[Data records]

↓↓↓

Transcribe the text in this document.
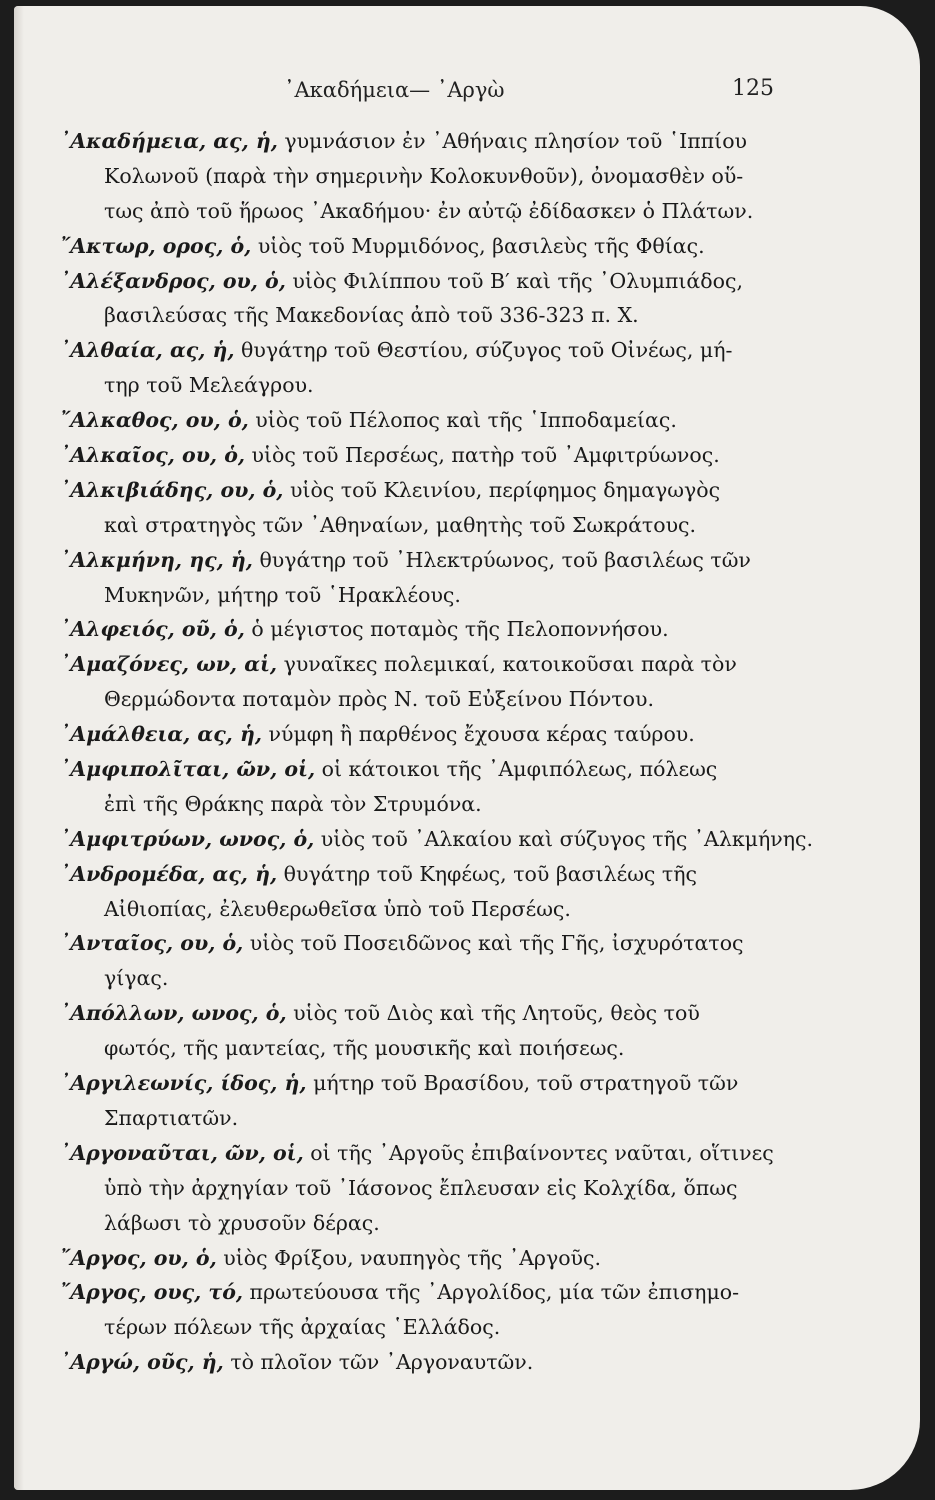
᾿Ακαδήμεια— ᾿Αργὼ	125
᾿Ακαδήμεια, ας, ἡ, γυμνάσιον ἐν ᾿Αθήναις πλησίον τοῦ ῾Ιππίου
Κολωνοῦ (παρὰ τὴν σημερινὴν Κολοκυνθοῦν), ὀνομασθὲν οὕ-
τως ἀπὸ τοῦ ἥρωος ᾿Ακαδήμου· ἐν αὐτῷ ἐδίδασκεν ὁ Πλάτων.
῎Ακτωρ, ορος, ὁ, υἱὸς τοῦ Μυρμιδόνος, βασιλεὺς τῆς Φθίας.
᾿Αλέξανδρος, ου, ὁ, υἱὸς Φιλίππου τοῦ Β′ καὶ τῆς ᾿Ολυμπιάδος,
βασιλεύσας τῆς Μακεδονίας ἀπὸ τοῦ 336-323 π. Χ.
᾿Αλθαία, ας, ἡ, θυγάτηρ τοῦ Θεστίου, σύζυγος τοῦ Οἰνέως, μή-
τηρ τοῦ Μελεάγρου.
῎Αλκαθος, ου, ὁ, υἱὸς τοῦ Πέλοπος καὶ τῆς ῾Ιπποδαμείας.
᾿Αλκαῖος, ου, ὁ, υἱὸς τοῦ Περσέως, πατὴρ τοῦ ᾿Αμφιτρύωνος.
᾿Αλκιβιάδης, ου, ὁ, υἱὸς τοῦ Κλεινίου, περίφημος δημαγωγὸς
καὶ στρατηγὸς τῶν ᾿Αθηναίων, μαθητὴς τοῦ Σωκράτους.
᾿Αλκμήνη, ης, ἡ, θυγάτηρ τοῦ ᾿Ηλεκτρύωνος, τοῦ βασιλέως τῶν
Μυκηνῶν, μήτηρ τοῦ ῾Ηρακλέους.
᾿Αλφειός, οῦ, ὁ, ὁ μέγιστος ποταμὸς τῆς Πελοποννήσου.
᾿Αμαζόνες, ων, αἱ, γυναῖκες πολεμικαί, κατοικοῦσαι παρὰ τὸν
Θερμώδοντα ποταμὸν πρὸς Ν. τοῦ Εὐξείνου Πόντου.
᾿Αμάλθεια, ας, ἡ, νύμφη ἢ παρθένος ἔχουσα κέρας ταύρου.
᾿Αμφιπολῖται, ῶν, οἱ, οἱ κάτοικοι τῆς ᾿Αμφιπόλεως, πόλεως
ἐπὶ τῆς Θράκης παρὰ τὸν Στρυμόνα.
᾿Αμφιτρύων, ωνος, ὁ, υἱὸς τοῦ ᾿Αλκαίου καὶ σύζυγος τῆς ᾿Αλκμήνης.
᾿Ανδρομέδα, ας, ἡ, θυγάτηρ τοῦ Κηφέως, τοῦ βασιλέως τῆς
Αἰθιοπίας, ἐλευθερωθεῖσα ὑπὸ τοῦ Περσέως.
᾿Ανταῖος, ου, ὁ, υἱὸς τοῦ Ποσειδῶνος καὶ τῆς Γῆς, ἰσχυρότατος
γίγας.
᾿Απόλλων, ωνος, ὁ, υἱὸς τοῦ Διὸς καὶ τῆς Λητοῦς, θεὸς τοῦ
φωτός, τῆς μαντείας, τῆς μουσικῆς καὶ ποιήσεως.
᾿Αργιλεωνίς, ίδος, ἡ, μήτηρ τοῦ Βρασίδου, τοῦ στρατηγοῦ τῶν
Σπαρτιατῶν.
᾿Αργοναῦται, ῶν, οἱ, οἱ τῆς ᾿Αργοῦς ἐπιβαίνοντες ναῦται, οἵτινες
ὑπὸ τὴν ἀρχηγίαν τοῦ ᾿Ιάσονος ἔπλευσαν εἰς Κολχίδα, ὅπως
λάβωσι τὸ χρυσοῦν δέρας.
῎Αργος, ου, ὁ, υἱὸς Φρίξου, ναυπηγὸς τῆς ᾿Αργοῦς.
῎Αργος, ους, τό, πρωτεύουσα τῆς ᾿Αργολίδος, μία τῶν ἐπισημο-
τέρων πόλεων τῆς ἀρχαίας ῾Ελλάδος.
᾿Αργώ, οῦς, ἡ, τὸ πλοῖον τῶν ᾿Αργοναυτῶν.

↑↑↑

#### To be done:
Find the string "θυγάτηρ" in the records, then copy each line where it occurs.

#### Task solution:
᾿Αλθαία, ας, ἡ, θυγάτηρ τοῦ Θεστίου, σύζυγος τοῦ Οἰνέως, μή-
᾿Αλκμήνη, ης, ἡ, θυγάτηρ τοῦ ᾿Ηλεκτρύωνος, τοῦ βασιλέως τῶν
᾿Ανδρομέδα, ας, ἡ, θυγάτηρ τοῦ Κηφέως, τοῦ βασιλέως τῆς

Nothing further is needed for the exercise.